▶ Task goal
Where a line below holds the string "tranquila", copy that line.

▶ Material for this task
☆ ☆ ☆ ☆ ☆ ☆ ☆
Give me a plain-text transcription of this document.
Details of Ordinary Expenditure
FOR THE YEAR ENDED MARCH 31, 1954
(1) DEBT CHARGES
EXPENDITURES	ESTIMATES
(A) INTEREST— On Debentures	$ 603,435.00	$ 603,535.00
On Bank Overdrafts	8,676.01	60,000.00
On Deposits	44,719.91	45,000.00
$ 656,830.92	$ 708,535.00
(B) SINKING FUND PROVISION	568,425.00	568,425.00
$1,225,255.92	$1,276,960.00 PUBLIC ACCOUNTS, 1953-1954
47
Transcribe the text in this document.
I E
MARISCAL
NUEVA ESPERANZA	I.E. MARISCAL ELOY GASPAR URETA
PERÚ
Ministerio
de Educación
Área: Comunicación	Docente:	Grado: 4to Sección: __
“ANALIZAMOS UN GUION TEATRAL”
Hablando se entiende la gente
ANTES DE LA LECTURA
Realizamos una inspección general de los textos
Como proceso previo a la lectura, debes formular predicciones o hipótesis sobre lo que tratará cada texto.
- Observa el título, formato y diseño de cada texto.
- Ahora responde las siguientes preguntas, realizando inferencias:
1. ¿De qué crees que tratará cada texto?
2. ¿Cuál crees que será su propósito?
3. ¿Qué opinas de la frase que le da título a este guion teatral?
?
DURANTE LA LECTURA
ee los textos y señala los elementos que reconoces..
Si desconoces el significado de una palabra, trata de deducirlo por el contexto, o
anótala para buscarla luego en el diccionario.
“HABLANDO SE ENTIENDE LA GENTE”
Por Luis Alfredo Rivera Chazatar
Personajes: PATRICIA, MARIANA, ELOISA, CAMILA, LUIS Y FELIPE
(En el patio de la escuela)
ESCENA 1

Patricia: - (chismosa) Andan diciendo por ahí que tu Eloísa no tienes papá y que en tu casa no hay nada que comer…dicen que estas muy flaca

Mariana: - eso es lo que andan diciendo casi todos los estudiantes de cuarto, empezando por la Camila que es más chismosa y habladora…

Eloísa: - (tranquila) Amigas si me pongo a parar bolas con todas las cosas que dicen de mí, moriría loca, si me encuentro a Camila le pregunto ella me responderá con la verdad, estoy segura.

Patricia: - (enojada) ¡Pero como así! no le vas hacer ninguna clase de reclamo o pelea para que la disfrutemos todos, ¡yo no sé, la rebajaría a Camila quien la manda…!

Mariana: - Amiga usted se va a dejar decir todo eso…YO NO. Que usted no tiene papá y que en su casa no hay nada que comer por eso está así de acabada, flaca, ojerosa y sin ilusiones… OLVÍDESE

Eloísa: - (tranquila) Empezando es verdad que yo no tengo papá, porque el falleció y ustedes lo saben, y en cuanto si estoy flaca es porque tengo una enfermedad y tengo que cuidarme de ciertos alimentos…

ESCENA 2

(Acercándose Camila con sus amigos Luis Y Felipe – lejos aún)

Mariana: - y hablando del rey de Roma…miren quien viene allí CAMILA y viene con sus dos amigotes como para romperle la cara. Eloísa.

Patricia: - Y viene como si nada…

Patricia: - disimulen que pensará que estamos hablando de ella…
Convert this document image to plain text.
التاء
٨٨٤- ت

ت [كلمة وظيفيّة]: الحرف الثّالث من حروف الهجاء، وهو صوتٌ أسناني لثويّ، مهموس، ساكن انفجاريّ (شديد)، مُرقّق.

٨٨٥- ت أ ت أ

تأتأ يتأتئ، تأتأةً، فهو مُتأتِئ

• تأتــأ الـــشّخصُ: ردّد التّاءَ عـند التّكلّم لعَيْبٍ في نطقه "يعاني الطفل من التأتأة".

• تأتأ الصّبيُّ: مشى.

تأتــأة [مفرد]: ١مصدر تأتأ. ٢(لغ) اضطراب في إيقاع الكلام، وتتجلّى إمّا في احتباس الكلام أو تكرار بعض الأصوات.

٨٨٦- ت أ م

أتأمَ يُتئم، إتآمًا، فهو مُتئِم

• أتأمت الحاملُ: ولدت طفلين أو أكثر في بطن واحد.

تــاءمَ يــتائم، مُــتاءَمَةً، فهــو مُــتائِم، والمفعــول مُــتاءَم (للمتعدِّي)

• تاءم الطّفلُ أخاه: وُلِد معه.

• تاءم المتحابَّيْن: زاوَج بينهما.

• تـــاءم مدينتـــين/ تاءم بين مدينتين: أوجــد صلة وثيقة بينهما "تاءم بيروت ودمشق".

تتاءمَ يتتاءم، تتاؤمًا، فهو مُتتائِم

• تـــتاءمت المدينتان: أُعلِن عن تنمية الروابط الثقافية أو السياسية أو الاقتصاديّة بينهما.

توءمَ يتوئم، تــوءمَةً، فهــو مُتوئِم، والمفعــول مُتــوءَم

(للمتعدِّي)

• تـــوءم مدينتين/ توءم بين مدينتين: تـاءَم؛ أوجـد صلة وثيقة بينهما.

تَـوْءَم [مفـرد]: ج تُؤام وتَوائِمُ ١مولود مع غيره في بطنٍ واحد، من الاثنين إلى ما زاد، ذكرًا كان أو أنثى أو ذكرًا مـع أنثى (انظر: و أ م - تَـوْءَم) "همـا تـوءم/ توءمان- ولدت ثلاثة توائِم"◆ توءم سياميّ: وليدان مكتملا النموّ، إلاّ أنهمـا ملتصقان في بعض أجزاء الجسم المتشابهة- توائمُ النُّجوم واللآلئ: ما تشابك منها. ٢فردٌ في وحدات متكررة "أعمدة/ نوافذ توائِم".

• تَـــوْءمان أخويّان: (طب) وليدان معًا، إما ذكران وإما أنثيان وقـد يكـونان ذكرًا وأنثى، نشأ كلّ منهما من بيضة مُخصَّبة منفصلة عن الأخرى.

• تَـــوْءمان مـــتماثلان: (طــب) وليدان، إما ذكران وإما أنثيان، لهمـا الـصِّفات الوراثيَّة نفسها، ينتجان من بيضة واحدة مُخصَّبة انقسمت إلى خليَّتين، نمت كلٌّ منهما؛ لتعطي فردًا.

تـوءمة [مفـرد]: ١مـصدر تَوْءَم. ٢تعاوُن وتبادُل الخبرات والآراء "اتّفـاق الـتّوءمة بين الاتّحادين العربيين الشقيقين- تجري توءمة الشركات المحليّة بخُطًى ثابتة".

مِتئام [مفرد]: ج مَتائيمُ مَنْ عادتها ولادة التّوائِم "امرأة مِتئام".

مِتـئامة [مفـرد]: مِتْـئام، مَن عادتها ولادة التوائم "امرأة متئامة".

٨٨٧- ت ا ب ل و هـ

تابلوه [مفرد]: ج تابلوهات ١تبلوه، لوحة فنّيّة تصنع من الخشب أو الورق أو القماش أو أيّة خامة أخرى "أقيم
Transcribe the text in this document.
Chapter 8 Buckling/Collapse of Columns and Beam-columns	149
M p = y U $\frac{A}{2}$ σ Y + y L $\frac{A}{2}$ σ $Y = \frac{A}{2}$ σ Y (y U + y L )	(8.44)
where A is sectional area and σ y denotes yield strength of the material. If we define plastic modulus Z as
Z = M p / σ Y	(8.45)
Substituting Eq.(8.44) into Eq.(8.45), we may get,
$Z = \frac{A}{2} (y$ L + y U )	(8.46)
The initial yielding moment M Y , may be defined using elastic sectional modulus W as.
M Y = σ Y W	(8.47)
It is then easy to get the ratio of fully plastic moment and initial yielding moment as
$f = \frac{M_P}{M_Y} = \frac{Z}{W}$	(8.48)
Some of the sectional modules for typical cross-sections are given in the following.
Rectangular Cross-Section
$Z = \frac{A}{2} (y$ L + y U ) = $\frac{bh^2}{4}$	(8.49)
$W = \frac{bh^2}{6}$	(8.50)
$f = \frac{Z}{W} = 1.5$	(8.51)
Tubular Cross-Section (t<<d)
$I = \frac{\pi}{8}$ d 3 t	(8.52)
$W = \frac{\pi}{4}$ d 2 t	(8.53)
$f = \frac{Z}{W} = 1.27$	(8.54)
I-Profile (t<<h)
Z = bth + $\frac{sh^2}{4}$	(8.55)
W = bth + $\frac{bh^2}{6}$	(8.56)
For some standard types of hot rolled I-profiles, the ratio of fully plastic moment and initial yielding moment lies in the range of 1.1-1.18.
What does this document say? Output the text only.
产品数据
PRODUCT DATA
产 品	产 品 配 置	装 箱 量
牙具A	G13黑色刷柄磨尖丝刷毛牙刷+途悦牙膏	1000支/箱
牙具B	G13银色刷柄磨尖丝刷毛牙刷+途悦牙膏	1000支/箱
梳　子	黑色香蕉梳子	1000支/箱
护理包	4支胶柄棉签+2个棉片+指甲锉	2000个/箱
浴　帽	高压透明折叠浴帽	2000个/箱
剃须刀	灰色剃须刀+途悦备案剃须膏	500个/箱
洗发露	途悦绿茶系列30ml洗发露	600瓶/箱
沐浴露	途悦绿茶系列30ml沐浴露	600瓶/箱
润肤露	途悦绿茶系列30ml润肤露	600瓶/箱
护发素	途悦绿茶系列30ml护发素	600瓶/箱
☆ ☆ ☆ ☆ ☆ ☆ ☆
▶ Expected answer
Eloísa: - (tranquila) Amigas si me pongo a parar bolas con todas las cosas que dicen de mí, moriría loca, si me encuentro a Camila le pregunto ella me responderá con la verdad, estoy segura.
Eloísa: - (tranquila) Empezando es verdad que yo no tengo papá, porque el falleció y ustedes lo saben, y en cuanto si estoy flaca es porque tengo una enfermedad y tengo que cuidarme de ciertos alimentos…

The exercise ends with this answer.